Page transcription entries
=====
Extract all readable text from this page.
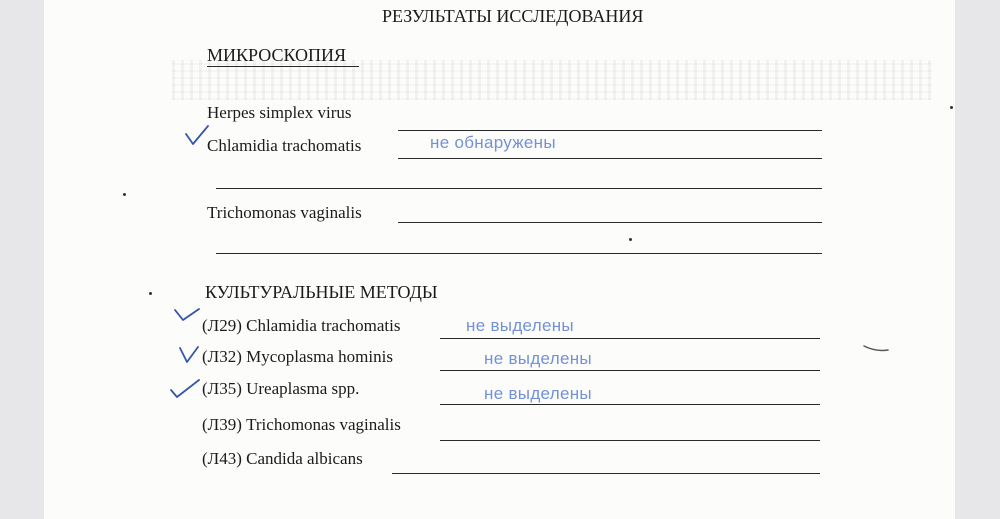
РЕЗУЛЬТАТЫ ИССЛЕДОВАНИЯ
МИКРОСКОПИЯ
Herpes simplex virus
Chlamidia trachomatis	не обнаружены
Trichomonas vaginalis
КУЛЬТУРАЛЬНЫЕ МЕТОДЫ
(Л29) Chlamidia trachomatis	не выделены
(Л32) Mycoplasma hominis	не выделены
(Л35) Ureaplasma spp.	не выделены
(Л39) Trichomonas vaginalis
(Л43) Candida albicans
=====
Write out every line above exactly as it is, leaving out the pictures.

EXERCISE ANSWER:
Extract all readable text from this page.
РЕЗУЛЬТАТЫ ИССЛЕДОВАНИЯ
МИКРОСКОПИЯ
Herpes simplex virus
Chlamidia trachomatis	не обнаружены
Trichomonas vaginalis
КУЛЬТУРАЛЬНЫЕ МЕТОДЫ
(Л29) Chlamidia trachomatis	не выделены
(Л32) Mycoplasma hominis	не выделены
(Л35) Ureaplasma spp.	не выделены
(Л39) Trichomonas vaginalis
(Л43) Candida albicans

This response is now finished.